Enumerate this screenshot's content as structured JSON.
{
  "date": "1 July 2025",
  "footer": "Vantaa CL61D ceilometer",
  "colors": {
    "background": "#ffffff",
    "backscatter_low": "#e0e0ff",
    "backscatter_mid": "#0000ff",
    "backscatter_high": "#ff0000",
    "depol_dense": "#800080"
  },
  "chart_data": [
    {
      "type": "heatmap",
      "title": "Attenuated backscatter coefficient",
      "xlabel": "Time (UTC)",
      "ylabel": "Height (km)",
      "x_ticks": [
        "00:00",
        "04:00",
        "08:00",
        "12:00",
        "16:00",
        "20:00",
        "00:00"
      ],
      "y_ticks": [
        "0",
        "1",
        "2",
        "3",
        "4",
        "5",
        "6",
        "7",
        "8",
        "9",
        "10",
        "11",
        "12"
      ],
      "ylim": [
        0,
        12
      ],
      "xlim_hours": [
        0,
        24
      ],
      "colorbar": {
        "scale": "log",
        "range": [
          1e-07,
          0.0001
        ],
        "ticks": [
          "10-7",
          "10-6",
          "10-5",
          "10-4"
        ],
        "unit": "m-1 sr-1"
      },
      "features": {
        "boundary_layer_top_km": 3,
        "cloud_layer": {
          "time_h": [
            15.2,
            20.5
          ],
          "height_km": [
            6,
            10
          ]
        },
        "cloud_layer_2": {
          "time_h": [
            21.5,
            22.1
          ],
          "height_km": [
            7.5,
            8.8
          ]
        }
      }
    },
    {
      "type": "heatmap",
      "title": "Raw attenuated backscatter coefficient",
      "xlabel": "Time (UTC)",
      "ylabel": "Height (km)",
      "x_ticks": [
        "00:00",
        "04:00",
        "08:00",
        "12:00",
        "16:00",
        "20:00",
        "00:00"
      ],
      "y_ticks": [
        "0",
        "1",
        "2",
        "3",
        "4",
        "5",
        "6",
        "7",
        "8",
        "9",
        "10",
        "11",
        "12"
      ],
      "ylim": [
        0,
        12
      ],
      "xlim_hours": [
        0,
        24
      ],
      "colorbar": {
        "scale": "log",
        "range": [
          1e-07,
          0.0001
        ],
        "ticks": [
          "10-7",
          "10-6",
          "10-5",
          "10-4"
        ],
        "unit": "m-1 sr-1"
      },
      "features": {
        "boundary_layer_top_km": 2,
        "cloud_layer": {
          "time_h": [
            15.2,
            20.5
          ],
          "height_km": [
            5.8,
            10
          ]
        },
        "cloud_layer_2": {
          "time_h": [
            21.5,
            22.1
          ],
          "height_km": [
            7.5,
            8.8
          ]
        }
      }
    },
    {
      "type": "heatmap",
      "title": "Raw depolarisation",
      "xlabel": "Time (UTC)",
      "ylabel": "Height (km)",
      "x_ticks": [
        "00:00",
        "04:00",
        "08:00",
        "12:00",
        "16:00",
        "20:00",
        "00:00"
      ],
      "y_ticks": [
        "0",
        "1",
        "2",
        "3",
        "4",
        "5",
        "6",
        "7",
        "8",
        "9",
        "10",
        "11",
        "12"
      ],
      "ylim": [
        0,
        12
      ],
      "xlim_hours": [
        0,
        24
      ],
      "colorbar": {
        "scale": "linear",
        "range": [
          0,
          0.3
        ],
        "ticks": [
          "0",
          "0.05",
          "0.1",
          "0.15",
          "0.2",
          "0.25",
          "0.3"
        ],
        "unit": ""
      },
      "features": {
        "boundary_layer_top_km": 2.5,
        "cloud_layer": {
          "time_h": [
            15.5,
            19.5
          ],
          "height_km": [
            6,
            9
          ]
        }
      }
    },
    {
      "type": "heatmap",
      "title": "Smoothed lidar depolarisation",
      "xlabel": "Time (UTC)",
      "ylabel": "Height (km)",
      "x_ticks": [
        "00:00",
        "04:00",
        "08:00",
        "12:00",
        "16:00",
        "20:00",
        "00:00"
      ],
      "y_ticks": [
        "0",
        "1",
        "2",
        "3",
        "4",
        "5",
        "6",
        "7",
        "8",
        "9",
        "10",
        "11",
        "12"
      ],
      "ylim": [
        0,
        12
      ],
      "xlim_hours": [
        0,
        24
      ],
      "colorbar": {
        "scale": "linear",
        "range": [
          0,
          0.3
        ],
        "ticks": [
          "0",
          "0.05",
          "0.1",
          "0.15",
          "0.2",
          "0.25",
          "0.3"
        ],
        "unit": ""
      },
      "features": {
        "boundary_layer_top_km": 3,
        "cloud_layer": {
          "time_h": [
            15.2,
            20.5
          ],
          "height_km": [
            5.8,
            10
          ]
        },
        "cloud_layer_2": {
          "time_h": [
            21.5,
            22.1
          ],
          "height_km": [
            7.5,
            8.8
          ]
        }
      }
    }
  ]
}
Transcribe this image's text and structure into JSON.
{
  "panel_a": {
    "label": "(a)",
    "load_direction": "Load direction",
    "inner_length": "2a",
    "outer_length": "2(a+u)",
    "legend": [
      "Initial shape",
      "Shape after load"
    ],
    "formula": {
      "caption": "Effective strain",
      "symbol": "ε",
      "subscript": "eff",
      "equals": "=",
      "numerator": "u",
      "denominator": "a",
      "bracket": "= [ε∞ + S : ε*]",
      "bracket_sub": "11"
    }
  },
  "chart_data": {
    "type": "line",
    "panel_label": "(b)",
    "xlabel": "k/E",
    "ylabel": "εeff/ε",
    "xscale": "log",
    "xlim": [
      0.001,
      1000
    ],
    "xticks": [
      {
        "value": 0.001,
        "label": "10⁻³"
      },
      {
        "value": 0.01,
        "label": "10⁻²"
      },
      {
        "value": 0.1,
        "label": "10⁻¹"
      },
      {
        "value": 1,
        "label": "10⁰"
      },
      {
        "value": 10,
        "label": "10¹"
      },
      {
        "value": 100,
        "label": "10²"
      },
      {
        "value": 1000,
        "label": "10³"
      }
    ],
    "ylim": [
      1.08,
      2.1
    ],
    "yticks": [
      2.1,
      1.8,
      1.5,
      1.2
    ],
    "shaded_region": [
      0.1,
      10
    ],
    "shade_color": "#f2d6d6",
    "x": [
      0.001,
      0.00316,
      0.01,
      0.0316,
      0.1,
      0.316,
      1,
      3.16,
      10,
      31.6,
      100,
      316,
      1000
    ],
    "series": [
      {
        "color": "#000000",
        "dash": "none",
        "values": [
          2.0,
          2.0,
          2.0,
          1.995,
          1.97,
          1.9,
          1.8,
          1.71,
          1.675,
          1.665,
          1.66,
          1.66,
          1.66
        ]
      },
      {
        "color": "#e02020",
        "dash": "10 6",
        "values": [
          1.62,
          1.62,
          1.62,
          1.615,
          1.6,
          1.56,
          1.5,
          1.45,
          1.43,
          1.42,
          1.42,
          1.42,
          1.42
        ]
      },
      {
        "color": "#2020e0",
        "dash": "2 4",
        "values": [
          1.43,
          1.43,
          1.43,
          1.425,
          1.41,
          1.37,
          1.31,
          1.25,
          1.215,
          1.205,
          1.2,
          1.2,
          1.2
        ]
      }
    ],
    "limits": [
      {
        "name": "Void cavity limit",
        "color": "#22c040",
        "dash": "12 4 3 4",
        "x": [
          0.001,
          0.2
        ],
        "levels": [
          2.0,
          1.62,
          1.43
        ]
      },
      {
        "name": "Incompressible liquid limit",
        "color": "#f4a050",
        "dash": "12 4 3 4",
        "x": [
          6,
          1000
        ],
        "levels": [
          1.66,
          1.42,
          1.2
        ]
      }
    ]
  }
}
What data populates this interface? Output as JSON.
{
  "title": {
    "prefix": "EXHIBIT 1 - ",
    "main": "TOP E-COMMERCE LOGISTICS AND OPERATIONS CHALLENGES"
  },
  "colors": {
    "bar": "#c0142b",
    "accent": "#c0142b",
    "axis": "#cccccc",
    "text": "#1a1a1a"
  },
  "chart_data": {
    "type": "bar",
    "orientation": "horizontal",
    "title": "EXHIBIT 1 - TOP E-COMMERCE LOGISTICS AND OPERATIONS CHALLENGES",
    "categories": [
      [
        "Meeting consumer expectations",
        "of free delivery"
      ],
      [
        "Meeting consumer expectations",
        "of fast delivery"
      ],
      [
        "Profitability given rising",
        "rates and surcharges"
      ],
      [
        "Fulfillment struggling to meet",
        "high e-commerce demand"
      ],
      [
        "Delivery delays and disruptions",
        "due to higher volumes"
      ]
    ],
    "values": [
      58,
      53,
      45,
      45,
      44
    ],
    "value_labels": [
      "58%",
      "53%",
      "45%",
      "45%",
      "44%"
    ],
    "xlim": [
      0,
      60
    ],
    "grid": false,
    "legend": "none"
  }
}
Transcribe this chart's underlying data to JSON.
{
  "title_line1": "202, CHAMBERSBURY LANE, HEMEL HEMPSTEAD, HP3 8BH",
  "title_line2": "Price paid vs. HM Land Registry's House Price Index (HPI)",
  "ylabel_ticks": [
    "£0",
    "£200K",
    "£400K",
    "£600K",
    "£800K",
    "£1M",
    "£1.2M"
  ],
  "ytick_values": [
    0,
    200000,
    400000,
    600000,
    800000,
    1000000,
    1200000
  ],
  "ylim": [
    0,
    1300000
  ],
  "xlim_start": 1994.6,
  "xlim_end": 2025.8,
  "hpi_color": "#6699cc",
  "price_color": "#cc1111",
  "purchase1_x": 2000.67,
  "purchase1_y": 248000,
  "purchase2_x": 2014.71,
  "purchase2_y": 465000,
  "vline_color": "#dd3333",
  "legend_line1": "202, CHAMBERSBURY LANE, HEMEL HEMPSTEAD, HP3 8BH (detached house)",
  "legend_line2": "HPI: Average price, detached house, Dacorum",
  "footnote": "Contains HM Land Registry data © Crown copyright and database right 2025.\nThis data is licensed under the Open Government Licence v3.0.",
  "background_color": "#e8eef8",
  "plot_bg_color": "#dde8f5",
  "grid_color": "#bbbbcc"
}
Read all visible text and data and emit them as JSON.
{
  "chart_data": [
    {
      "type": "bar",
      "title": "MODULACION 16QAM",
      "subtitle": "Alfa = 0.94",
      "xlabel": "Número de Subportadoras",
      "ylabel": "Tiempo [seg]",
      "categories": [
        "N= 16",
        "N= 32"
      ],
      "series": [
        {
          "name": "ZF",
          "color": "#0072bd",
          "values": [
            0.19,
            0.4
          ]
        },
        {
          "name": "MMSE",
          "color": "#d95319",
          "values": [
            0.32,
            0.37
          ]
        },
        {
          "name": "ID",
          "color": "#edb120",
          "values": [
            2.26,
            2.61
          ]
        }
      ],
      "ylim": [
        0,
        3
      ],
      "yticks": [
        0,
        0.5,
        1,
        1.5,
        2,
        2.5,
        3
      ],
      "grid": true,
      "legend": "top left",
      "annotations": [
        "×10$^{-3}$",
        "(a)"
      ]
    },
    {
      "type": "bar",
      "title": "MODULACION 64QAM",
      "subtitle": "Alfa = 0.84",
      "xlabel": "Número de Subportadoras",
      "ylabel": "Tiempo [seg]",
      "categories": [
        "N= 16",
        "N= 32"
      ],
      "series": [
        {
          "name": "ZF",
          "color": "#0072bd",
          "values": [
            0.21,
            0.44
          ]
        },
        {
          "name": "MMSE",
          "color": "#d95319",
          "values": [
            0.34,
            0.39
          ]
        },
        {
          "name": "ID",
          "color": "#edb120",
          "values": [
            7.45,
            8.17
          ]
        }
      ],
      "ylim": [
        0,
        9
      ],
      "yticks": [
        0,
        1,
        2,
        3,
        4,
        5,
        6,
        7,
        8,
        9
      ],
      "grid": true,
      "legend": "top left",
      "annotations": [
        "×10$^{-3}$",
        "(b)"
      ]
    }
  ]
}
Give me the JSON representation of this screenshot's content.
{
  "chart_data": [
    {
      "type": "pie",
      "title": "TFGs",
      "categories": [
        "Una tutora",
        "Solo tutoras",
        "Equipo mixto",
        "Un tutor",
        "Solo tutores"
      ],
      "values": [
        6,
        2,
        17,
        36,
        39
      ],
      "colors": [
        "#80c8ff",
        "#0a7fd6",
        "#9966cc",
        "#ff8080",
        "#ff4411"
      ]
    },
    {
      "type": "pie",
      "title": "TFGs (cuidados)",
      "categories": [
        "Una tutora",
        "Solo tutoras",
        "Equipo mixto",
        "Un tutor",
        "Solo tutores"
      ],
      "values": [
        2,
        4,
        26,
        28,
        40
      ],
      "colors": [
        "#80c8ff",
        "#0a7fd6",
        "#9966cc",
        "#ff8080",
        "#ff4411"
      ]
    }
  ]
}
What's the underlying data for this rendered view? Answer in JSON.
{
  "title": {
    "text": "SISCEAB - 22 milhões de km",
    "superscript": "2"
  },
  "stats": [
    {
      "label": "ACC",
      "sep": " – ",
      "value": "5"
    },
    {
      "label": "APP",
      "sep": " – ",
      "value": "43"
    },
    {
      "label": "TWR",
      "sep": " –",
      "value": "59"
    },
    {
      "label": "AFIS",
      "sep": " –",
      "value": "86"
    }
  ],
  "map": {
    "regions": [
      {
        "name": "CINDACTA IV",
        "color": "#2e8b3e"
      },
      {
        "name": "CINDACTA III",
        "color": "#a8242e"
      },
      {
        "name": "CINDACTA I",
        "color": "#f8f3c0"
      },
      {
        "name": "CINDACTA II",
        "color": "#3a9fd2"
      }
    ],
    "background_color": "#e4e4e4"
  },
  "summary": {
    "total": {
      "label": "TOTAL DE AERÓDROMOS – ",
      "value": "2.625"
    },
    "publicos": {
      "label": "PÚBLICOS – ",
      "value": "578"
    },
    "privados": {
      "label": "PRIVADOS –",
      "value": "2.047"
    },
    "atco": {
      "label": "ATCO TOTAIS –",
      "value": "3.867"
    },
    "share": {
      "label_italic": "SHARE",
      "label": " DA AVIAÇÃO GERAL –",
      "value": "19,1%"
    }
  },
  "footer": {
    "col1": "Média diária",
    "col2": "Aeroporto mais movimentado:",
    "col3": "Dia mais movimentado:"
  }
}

- Written problem -
Of the lines in this listing, report how many contain the string "content", and give the number only.

- Complete output -
2